Please transcribe the data that follows without the pictures, keeping every word the same.

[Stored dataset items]
[Start]

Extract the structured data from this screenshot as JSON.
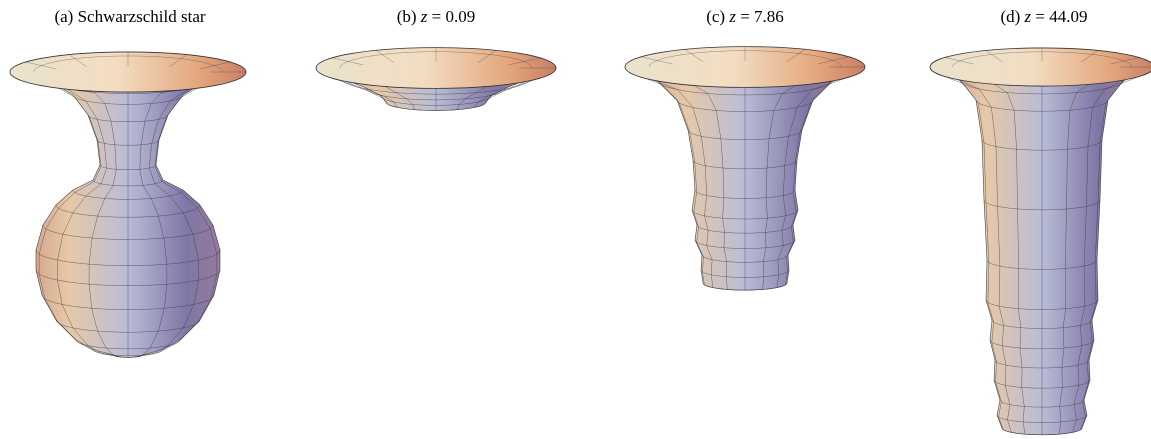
{
  "panels": [
    {
      "tag": "(a)",
      "caption": "Schwarzschild star"
    },
    {
      "tag": "(b)",
      "symbol": "z",
      "relation": "=",
      "value": 0.09
    },
    {
      "tag": "(c)",
      "symbol": "z",
      "relation": "=",
      "value": 7.86
    },
    {
      "tag": "(d)",
      "symbol": "z",
      "relation": "=",
      "value": 44.09
    }
  ]
}
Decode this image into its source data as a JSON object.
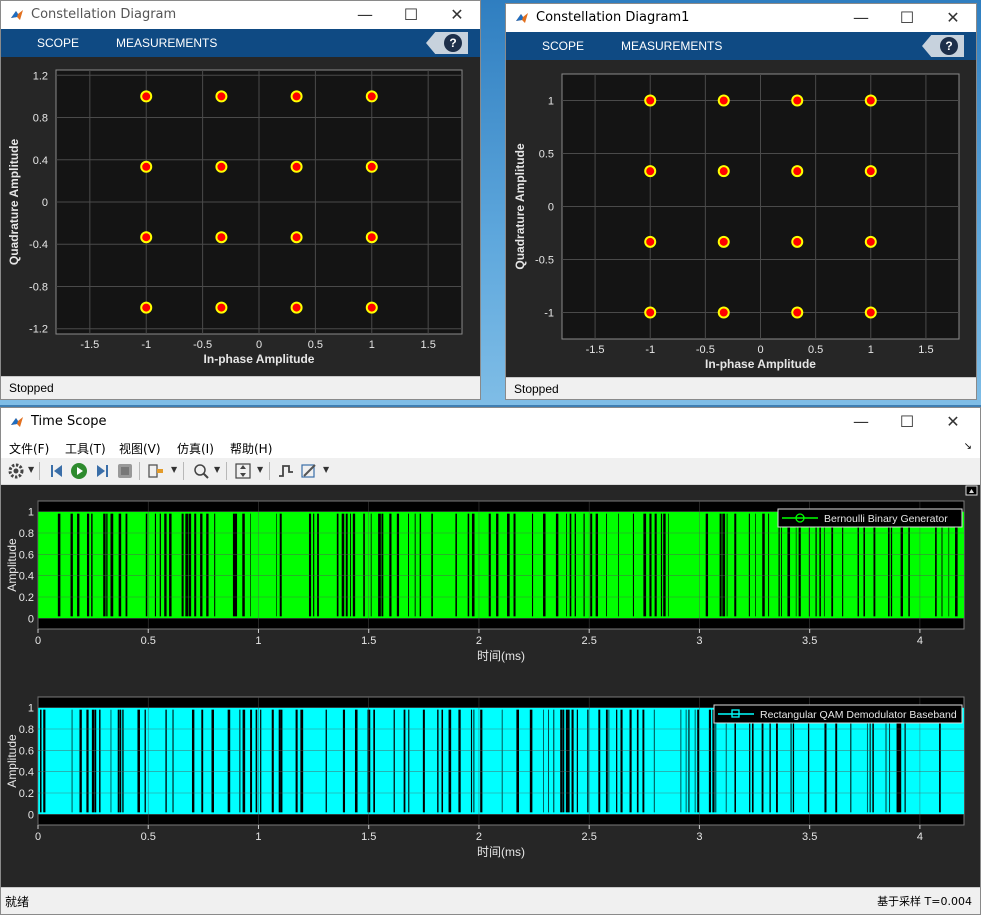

[End]

=== COMPLETE OUTPUT ===
Extract the structured data from this screenshot as JSON.
{
  "panels": [
    {
      "tag": "(a)",
      "caption": "Schwarzschild star"
    },
    {
      "tag": "(b)",
      "symbol": "z",
      "relation": "=",
      "value": 0.09
    },
    {
      "tag": "(c)",
      "symbol": "z",
      "relation": "=",
      "value": 7.86
    },
    {
      "tag": "(d)",
      "symbol": "z",
      "relation": "=",
      "value": 44.09
    }
  ]
}
Decode this image into its source data as a JSON object.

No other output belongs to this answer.